-------- Supplied material --------

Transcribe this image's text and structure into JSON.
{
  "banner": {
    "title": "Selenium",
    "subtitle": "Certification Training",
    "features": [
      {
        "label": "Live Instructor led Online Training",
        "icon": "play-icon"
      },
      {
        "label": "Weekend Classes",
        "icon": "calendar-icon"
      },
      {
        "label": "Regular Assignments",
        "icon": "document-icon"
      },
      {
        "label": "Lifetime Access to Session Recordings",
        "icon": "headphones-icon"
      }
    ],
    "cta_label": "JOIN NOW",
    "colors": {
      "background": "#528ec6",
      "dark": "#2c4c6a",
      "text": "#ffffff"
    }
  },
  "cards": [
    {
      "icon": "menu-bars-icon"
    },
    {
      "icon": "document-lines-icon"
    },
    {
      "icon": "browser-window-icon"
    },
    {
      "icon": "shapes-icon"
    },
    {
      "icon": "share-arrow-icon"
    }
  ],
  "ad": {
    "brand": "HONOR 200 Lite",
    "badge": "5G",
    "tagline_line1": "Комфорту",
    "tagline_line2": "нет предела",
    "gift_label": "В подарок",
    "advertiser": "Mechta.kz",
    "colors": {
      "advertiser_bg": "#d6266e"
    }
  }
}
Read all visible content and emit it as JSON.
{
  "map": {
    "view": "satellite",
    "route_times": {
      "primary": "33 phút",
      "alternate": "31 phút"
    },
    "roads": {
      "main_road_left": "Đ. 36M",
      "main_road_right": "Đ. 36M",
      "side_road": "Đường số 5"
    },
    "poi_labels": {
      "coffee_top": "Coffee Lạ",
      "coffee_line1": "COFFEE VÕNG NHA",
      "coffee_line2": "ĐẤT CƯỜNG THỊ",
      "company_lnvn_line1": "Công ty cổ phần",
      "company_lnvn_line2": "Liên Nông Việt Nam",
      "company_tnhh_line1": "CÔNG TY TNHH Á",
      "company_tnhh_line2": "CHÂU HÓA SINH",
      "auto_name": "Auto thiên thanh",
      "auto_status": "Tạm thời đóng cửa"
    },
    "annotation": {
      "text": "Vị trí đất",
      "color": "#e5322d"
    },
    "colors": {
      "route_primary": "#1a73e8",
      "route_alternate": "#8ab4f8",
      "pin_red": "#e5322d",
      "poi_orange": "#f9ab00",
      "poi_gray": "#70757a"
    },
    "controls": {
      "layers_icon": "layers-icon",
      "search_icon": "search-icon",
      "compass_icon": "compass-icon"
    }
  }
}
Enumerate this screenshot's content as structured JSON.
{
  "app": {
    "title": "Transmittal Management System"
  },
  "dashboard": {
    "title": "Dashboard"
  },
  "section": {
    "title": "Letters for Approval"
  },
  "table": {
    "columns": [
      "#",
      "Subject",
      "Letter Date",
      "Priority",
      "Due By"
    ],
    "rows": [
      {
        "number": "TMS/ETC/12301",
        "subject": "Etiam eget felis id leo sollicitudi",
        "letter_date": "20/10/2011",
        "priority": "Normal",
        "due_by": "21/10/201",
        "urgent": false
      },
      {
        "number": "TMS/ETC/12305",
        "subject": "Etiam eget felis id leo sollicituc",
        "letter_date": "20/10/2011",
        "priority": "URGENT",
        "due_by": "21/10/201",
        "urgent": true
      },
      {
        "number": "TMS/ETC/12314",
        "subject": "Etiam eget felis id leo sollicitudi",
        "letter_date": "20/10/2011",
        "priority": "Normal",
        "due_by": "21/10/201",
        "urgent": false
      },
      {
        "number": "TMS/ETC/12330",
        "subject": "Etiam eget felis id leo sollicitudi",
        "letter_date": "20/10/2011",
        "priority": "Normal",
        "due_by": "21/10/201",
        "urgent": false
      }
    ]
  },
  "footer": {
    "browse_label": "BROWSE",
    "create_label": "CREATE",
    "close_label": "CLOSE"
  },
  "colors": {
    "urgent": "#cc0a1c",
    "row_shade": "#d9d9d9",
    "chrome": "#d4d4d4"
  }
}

--------

Do this: Reproduce each line verbatim.

Answer to this exercise:
Transcribe this image's text and structure into JSON.
{
  "banner": {
    "title": "Selenium",
    "subtitle": "Certification Training",
    "features": [
      {
        "label": "Live Instructor led Online Training",
        "icon": "play-icon"
      },
      {
        "label": "Weekend Classes",
        "icon": "calendar-icon"
      },
      {
        "label": "Regular Assignments",
        "icon": "document-icon"
      },
      {
        "label": "Lifetime Access to Session Recordings",
        "icon": "headphones-icon"
      }
    ],
    "cta_label": "JOIN NOW",
    "colors": {
      "background": "#528ec6",
      "dark": "#2c4c6a",
      "text": "#ffffff"
    }
  },
  "cards": [
    {
      "icon": "menu-bars-icon"
    },
    {
      "icon": "document-lines-icon"
    },
    {
      "icon": "browser-window-icon"
    },
    {
      "icon": "shapes-icon"
    },
    {
      "icon": "share-arrow-icon"
    }
  ],
  "ad": {
    "brand": "HONOR 200 Lite",
    "badge": "5G",
    "tagline_line1": "Комфорту",
    "tagline_line2": "нет предела",
    "gift_label": "В подарок",
    "advertiser": "Mechta.kz",
    "colors": {
      "advertiser_bg": "#d6266e"
    }
  }
}
Read all visible content and emit it as JSON.
{
  "map": {
    "view": "satellite",
    "route_times": {
      "primary": "33 phút",
      "alternate": "31 phút"
    },
    "roads": {
      "main_road_left": "Đ. 36M",
      "main_road_right": "Đ. 36M",
      "side_road": "Đường số 5"
    },
    "poi_labels": {
      "coffee_top": "Coffee Lạ",
      "coffee_line1": "COFFEE VÕNG NHA",
      "coffee_line2": "ĐẤT CƯỜNG THỊ",
      "company_lnvn_line1": "Công ty cổ phần",
      "company_lnvn_line2": "Liên Nông Việt Nam",
      "company_tnhh_line1": "CÔNG TY TNHH Á",
      "company_tnhh_line2": "CHÂU HÓA SINH",
      "auto_name": "Auto thiên thanh",
      "auto_status": "Tạm thời đóng cửa"
    },
    "annotation": {
      "text": "Vị trí đất",
      "color": "#e5322d"
    },
    "colors": {
      "route_primary": "#1a73e8",
      "route_alternate": "#8ab4f8",
      "pin_red": "#e5322d",
      "poi_orange": "#f9ab00",
      "poi_gray": "#70757a"
    },
    "controls": {
      "layers_icon": "layers-icon",
      "search_icon": "search-icon",
      "compass_icon": "compass-icon"
    }
  }
}
Enumerate this screenshot's content as structured JSON.
{
  "app": {
    "title": "Transmittal Management System"
  },
  "dashboard": {
    "title": "Dashboard"
  },
  "section": {
    "title": "Letters for Approval"
  },
  "table": {
    "columns": [
      "#",
      "Subject",
      "Letter Date",
      "Priority",
      "Due By"
    ],
    "rows": [
      {
        "number": "TMS/ETC/12301",
        "subject": "Etiam eget felis id leo sollicitudi",
        "letter_date": "20/10/2011",
        "priority": "Normal",
        "due_by": "21/10/201",
        "urgent": false
      },
      {
        "number": "TMS/ETC/12305",
        "subject": "Etiam eget felis id leo sollicituc",
        "letter_date": "20/10/2011",
        "priority": "URGENT",
        "due_by": "21/10/201",
        "urgent": true
      },
      {
        "number": "TMS/ETC/12314",
        "subject": "Etiam eget felis id leo sollicitudi",
        "letter_date": "20/10/2011",
        "priority": "Normal",
        "due_by": "21/10/201",
        "urgent": false
      },
      {
        "number": "TMS/ETC/12330",
        "subject": "Etiam eget felis id leo sollicitudi",
        "letter_date": "20/10/2011",
        "priority": "Normal",
        "due_by": "21/10/201",
        "urgent": false
      }
    ]
  },
  "footer": {
    "browse_label": "BROWSE",
    "create_label": "CREATE",
    "close_label": "CLOSE"
  },
  "colors": {
    "urgent": "#cc0a1c",
    "row_shade": "#d9d9d9",
    "chrome": "#d4d4d4"
  }
}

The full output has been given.